■ WORK TO DO:
Transcribe each of the records below exactly, excluding all pictures.

========

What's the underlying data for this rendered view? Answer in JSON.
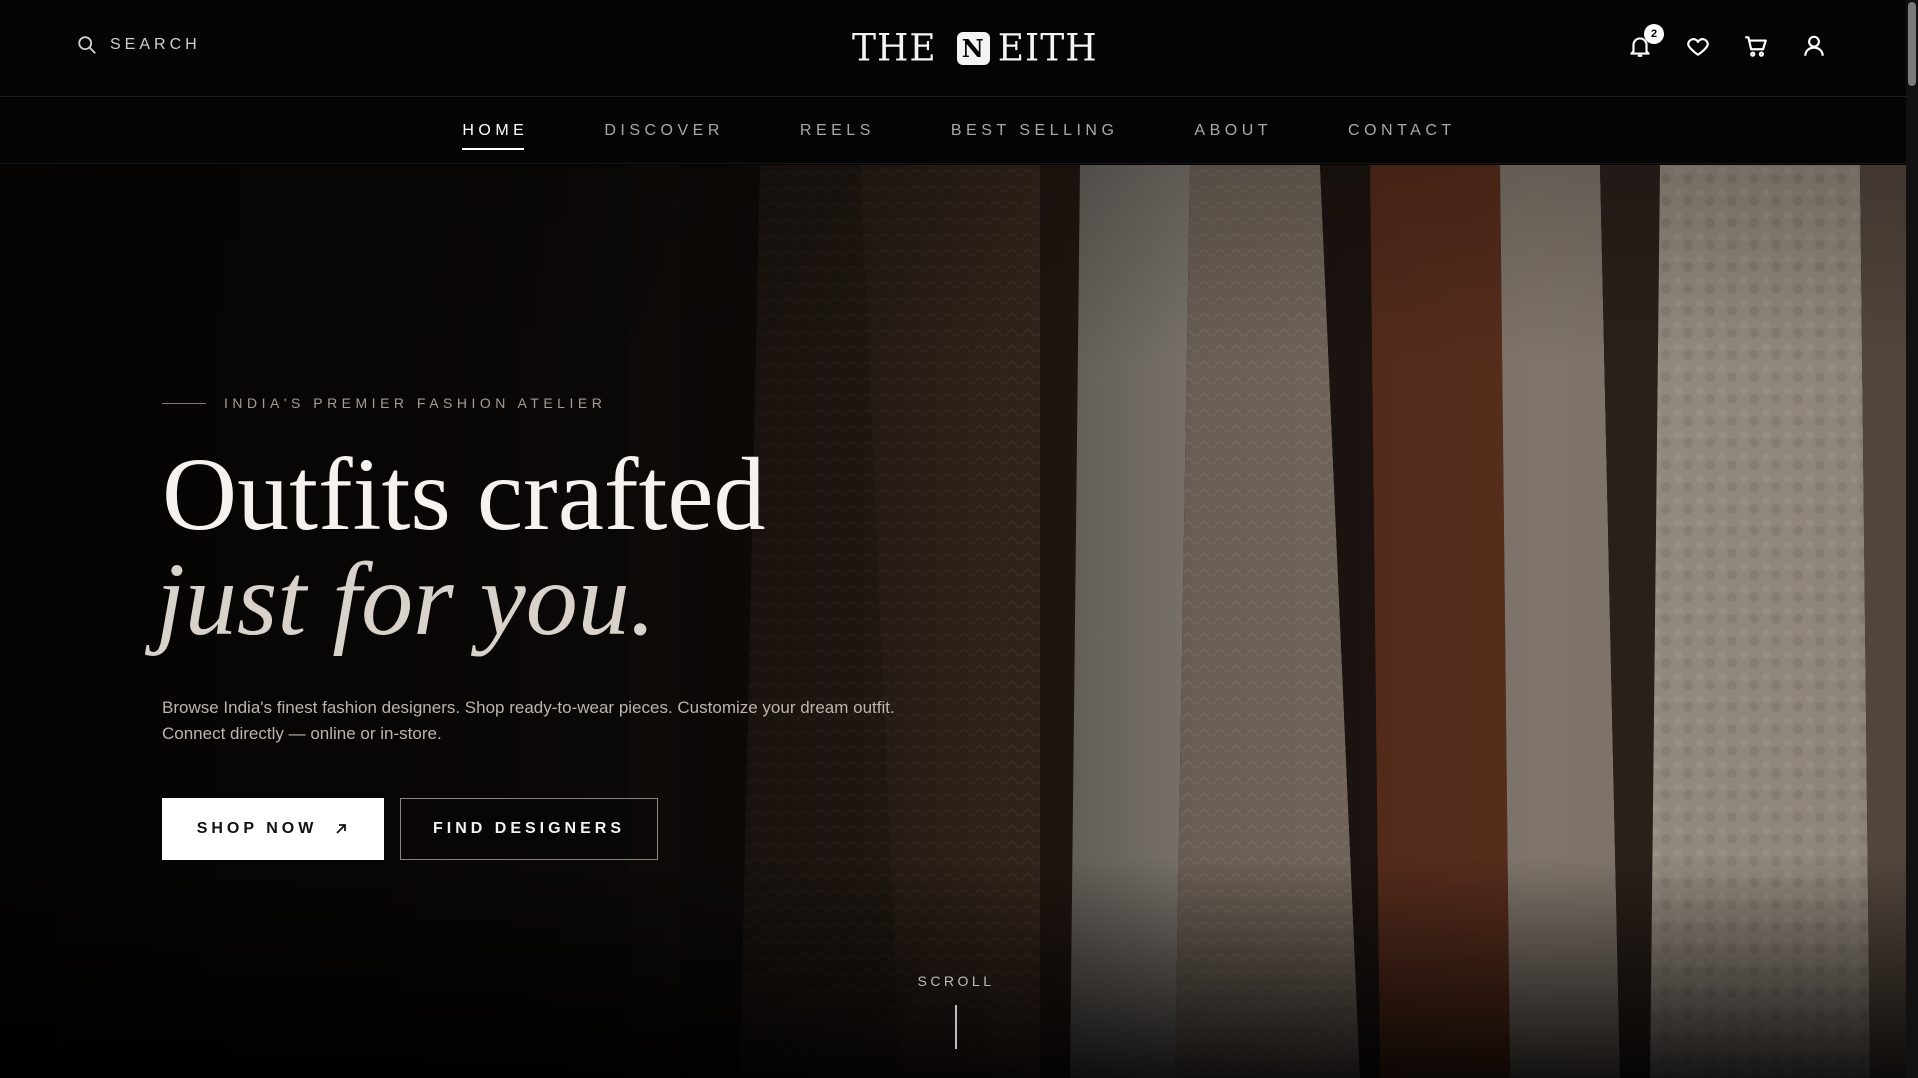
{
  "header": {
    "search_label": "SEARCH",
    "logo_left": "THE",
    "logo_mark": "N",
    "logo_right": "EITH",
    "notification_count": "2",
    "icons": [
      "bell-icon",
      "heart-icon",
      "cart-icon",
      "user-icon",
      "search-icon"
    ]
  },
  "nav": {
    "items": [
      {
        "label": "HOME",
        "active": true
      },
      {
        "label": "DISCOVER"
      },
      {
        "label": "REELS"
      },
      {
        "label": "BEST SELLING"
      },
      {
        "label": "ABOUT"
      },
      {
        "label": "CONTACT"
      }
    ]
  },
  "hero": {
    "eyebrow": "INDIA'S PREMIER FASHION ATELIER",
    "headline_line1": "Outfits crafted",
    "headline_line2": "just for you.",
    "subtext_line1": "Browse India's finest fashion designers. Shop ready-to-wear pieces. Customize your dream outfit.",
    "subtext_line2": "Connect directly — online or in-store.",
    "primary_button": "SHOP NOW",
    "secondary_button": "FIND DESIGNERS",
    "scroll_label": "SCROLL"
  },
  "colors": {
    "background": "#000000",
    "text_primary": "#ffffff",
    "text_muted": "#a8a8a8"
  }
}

========

■ FULL RESPONSE:
What's the underlying data for this rendered view? Answer in JSON.
{
  "header": {
    "search_label": "SEARCH",
    "logo_left": "THE",
    "logo_mark": "N",
    "logo_right": "EITH",
    "notification_count": "2",
    "icons": [
      "bell-icon",
      "heart-icon",
      "cart-icon",
      "user-icon",
      "search-icon"
    ]
  },
  "nav": {
    "items": [
      {
        "label": "HOME",
        "active": true
      },
      {
        "label": "DISCOVER"
      },
      {
        "label": "REELS"
      },
      {
        "label": "BEST SELLING"
      },
      {
        "label": "ABOUT"
      },
      {
        "label": "CONTACT"
      }
    ]
  },
  "hero": {
    "eyebrow": "INDIA'S PREMIER FASHION ATELIER",
    "headline_line1": "Outfits crafted",
    "headline_line2": "just for you.",
    "subtext_line1": "Browse India's finest fashion designers. Shop ready-to-wear pieces. Customize your dream outfit.",
    "subtext_line2": "Connect directly — online or in-store.",
    "primary_button": "SHOP NOW",
    "secondary_button": "FIND DESIGNERS",
    "scroll_label": "SCROLL"
  },
  "colors": {
    "background": "#000000",
    "text_primary": "#ffffff",
    "text_muted": "#a8a8a8"
  }
}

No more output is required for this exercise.